Computed Columns

This documentation page is also available as an interactive notebook. You can launch the notebook in Kaggle or Colab, or download it for use with an IDE or local Jupyter installation, by clicking one of the above links.

Section 2: Computed Columns

Welcome to Section 2 of the Pixeltable Fundamentals tutorial, Computed Columns. In the previous section, Tables and Data Operations, we learned how to create tables, populate them with data, and query and manipulate their contents. In this section, we’ll introduce one of Pixeltable’s most essential and powerful concepts: computed columns. We’ll learn how to:

Add computed columns to a table
Use computed columns for complex operations such as image processing and model inference

Next, let’s ensure the Pixeltable library is installed in your environment, along with the Huggingface transformers library, which we’ll need for this tutorial section.

%pip install -qU pixeltable torch transformers

Let’s start with a simple example that illustrates the basic concepts behind computed columns. We’ll use a table of world population data for our example. Remember that you can import datasets into a Pixeltable table by using pxt.create_table() with the source parameter.

import pixeltable as pxt

pxt.create_dir('fundamentals', if_exists='ignore')
pop_t = pxt.create_table(
    'fundamentals.population',
    source='https://github.com/pixeltable/pixeltable/raw/release/docs/resources/world-population-data.csv',
    if_exists='replace'
)

Connected to Pixeltable database at: postgresql+psycopg://postgres:@/pixeltable?host=/Users/asiegel/.pixeltable/pgdata
Created directory ‘fundamentals’.
Created table ‘population’.
Inserting rows into `population`: 234 rows [00:00, 6850.71 rows/s]
Inserted 234 rows with 0 errors.

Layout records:
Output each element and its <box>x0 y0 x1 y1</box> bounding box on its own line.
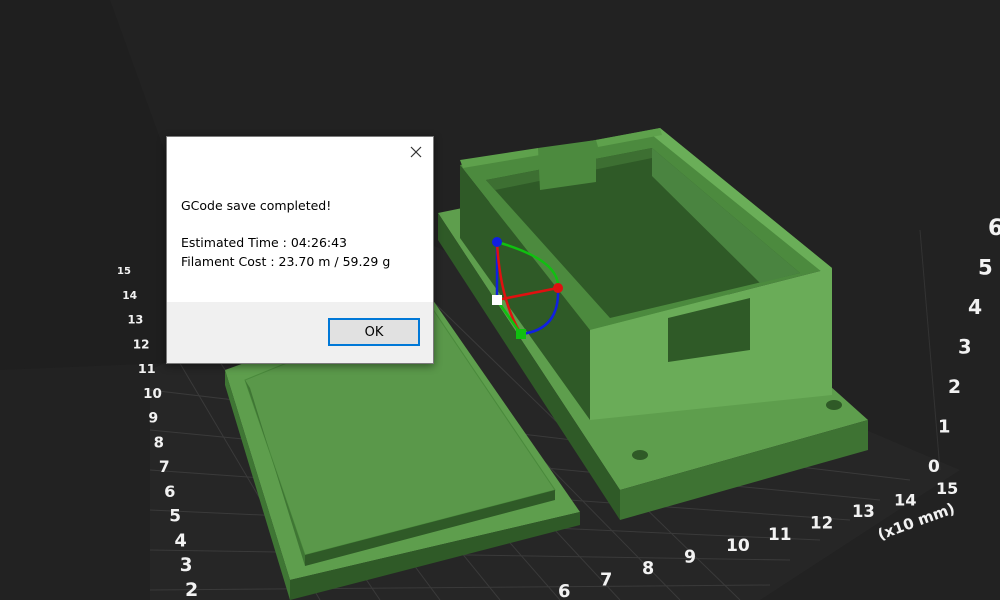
y-tick-label: 2 <box>185 579 198 600</box>
y-tick-label: 10 <box>143 387 162 402</box>
x-tick-label: 6 <box>558 581 571 600</box>
y-tick-label: 8 <box>154 434 164 451</box>
y-tick-label: 12 <box>133 337 150 351</box>
x-tick-label: 10 <box>726 536 750 556</box>
y-tick-label: 7 <box>159 458 170 476</box>
x-tick-label: 7 <box>600 571 612 591</box>
y-tick-label: 5 <box>169 506 181 526</box>
x-tick-label: 15 <box>936 479 958 498</box>
y-tick-label: 4 <box>175 531 187 551</box>
y-tick-label: 6 <box>164 482 175 501</box>
x-tick-label: 9 <box>684 548 696 568</box>
z-tick-label: 0 <box>928 457 940 477</box>
z-axis-line <box>919 229 941 471</box>
mount-hole <box>826 400 842 410</box>
y-tick-label: 9 <box>148 411 158 427</box>
mount-hole <box>632 450 648 460</box>
estimated-time: Estimated Time : 04:26:43 <box>181 235 348 250</box>
y-tick-label: 13 <box>127 313 143 327</box>
z-tick-label: 2 <box>948 377 961 398</box>
gizmo-center-handle[interactable] <box>492 295 502 305</box>
dialog-footer: OK <box>167 302 433 363</box>
x-tick-label: 8 <box>642 559 654 579</box>
z-tick-label: 3 <box>958 336 972 359</box>
y-tick-label: 11 <box>138 362 156 377</box>
z-tick-label: 1 <box>938 417 950 438</box>
dialog-body: GCode save completed! Estimated Time : 0… <box>167 137 433 302</box>
y-tick-label: 3 <box>180 555 193 576</box>
z-axis-labels: 0 1 2 3 4 5 6 <box>928 216 1000 477</box>
x-tick-label: 13 <box>852 502 875 521</box>
x-tick-label: 14 <box>894 490 917 509</box>
y-tick-label: 14 <box>122 289 137 302</box>
3d-viewport[interactable]: 23456789101112131415 6789101112131415 01… <box>0 0 1000 600</box>
gcode-save-dialog: GCode save completed! Estimated Time : 0… <box>166 136 434 364</box>
z-tick-label: 5 <box>978 255 993 280</box>
y-tick-label: 15 <box>117 266 131 277</box>
ok-button[interactable]: OK <box>328 318 420 346</box>
close-icon[interactable] <box>405 141 427 163</box>
gizmo-y-handle[interactable] <box>516 329 526 339</box>
x-tick-label: 12 <box>810 513 833 532</box>
x-tick-label: 11 <box>768 524 791 544</box>
gizmo-z-handle[interactable] <box>492 237 502 247</box>
gizmo-x-handle[interactable] <box>553 283 563 293</box>
dialog-message: GCode save completed! <box>181 198 332 213</box>
z-tick-label: 6 <box>988 216 1000 241</box>
filament-cost: Filament Cost : 23.70 m / 59.29 g <box>181 254 391 269</box>
z-tick-label: 4 <box>968 295 982 319</box>
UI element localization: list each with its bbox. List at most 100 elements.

## TASK INSTRUCTIONS
- a) Output the computed columns tutorial text in full, word for word.
- b) From the listing, return only the lines beginning at the one containing "y-tick-label: 2 <box>185 579 198 600</box>" and stopping after the one containing "3d-viewport[interactable]: 23456789101112131415 6789101112131415", reproducing each line unchanged.

## SOLUTIONS FOR EACH TASK
- a)
Computed Columns

This documentation page is also available as an interactive notebook. You can launch the notebook in Kaggle or Colab, or download it for use with an IDE or local Jupyter installation, by clicking one of the above links.

Section 2: Computed Columns

Welcome to Section 2 of the Pixeltable Fundamentals tutorial, Computed Columns. In the previous section, Tables and Data Operations, we learned how to create tables, populate them with data, and query and manipulate their contents. In this section, we’ll introduce one of Pixeltable’s most essential and powerful concepts: computed columns. We’ll learn how to:

Add computed columns to a table
Use computed columns for complex operations such as image processing and model inference

Next, let’s ensure the Pixeltable library is installed in your environment, along with the Huggingface transformers library, which we’ll need for this tutorial section.

%pip install -qU pixeltable torch transformers

Let’s start with a simple example that illustrates the basic concepts behind computed columns. We’ll use a table of world population data for our example. Remember that you can import datasets into a Pixeltable table by using pxt.create_table() with the source parameter.

import pixeltable as pxt

pxt.create_dir('fundamentals', if_exists='ignore')
pop_t = pxt.create_table(
    'fundamentals.population',
    source='https://github.com/pixeltable/pixeltable/raw/release/docs/resources/world-population-data.csv',
    if_exists='replace'
)

Connected to Pixeltable database at: postgresql+psycopg://postgres:@/pixeltable?host=/Users/asiegel/.pixeltable/pgdata
Created directory ‘fundamentals’.
Created table ‘population’.
Inserting rows into `population`: 234 rows [00:00, 6850.71 rows/s]
Inserted 234 rows with 0 errors.

- b)
y-tick-label: 2 <box>185 579 198 600</box>
y-tick-label: 10 <box>143 387 162 402</box>
x-tick-label: 6 <box>558 581 571 600</box>
y-tick-label: 8 <box>154 434 164 451</box>
y-tick-label: 12 <box>133 337 150 351</box>
x-tick-label: 10 <box>726 536 750 556</box>
y-tick-label: 7 <box>159 458 170 476</box>
x-tick-label: 7 <box>600 571 612 591</box>
y-tick-label: 5 <box>169 506 181 526</box>
x-tick-label: 15 <box>936 479 958 498</box>
y-tick-label: 4 <box>175 531 187 551</box>
y-tick-label: 6 <box>164 482 175 501</box>
x-tick-label: 9 <box>684 548 696 568</box>
z-tick-label: 0 <box>928 457 940 477</box>
z-axis-line <box>919 229 941 471</box>
mount-hole <box>826 400 842 410</box>
y-tick-label: 9 <box>148 411 158 427</box>
mount-hole <box>632 450 648 460</box>
estimated-time: Estimated Time : 04:26:43 <box>181 235 348 250</box>
y-tick-label: 13 <box>127 313 143 327</box>
z-tick-label: 2 <box>948 377 961 398</box>
gizmo-center-handle[interactable] <box>492 295 502 305</box>
dialog-footer: OK <box>167 302 433 363</box>
x-tick-label: 8 <box>642 559 654 579</box>
z-tick-label: 3 <box>958 336 972 359</box>
y-tick-label: 11 <box>138 362 156 377</box>
z-tick-label: 1 <box>938 417 950 438</box>
dialog-body: GCode save completed! Estimated Time : 0… <box>167 137 433 302</box>
y-tick-label: 3 <box>180 555 193 576</box>
z-axis-labels: 0 1 2 3 4 5 6 <box>928 216 1000 477</box>
x-tick-label: 13 <box>852 502 875 521</box>
x-tick-label: 14 <box>894 490 917 509</box>
y-tick-label: 14 <box>122 289 137 302</box>
3d-viewport[interactable]: 23456789101112131415 6789101112131415 01… <box>0 0 1000 600</box>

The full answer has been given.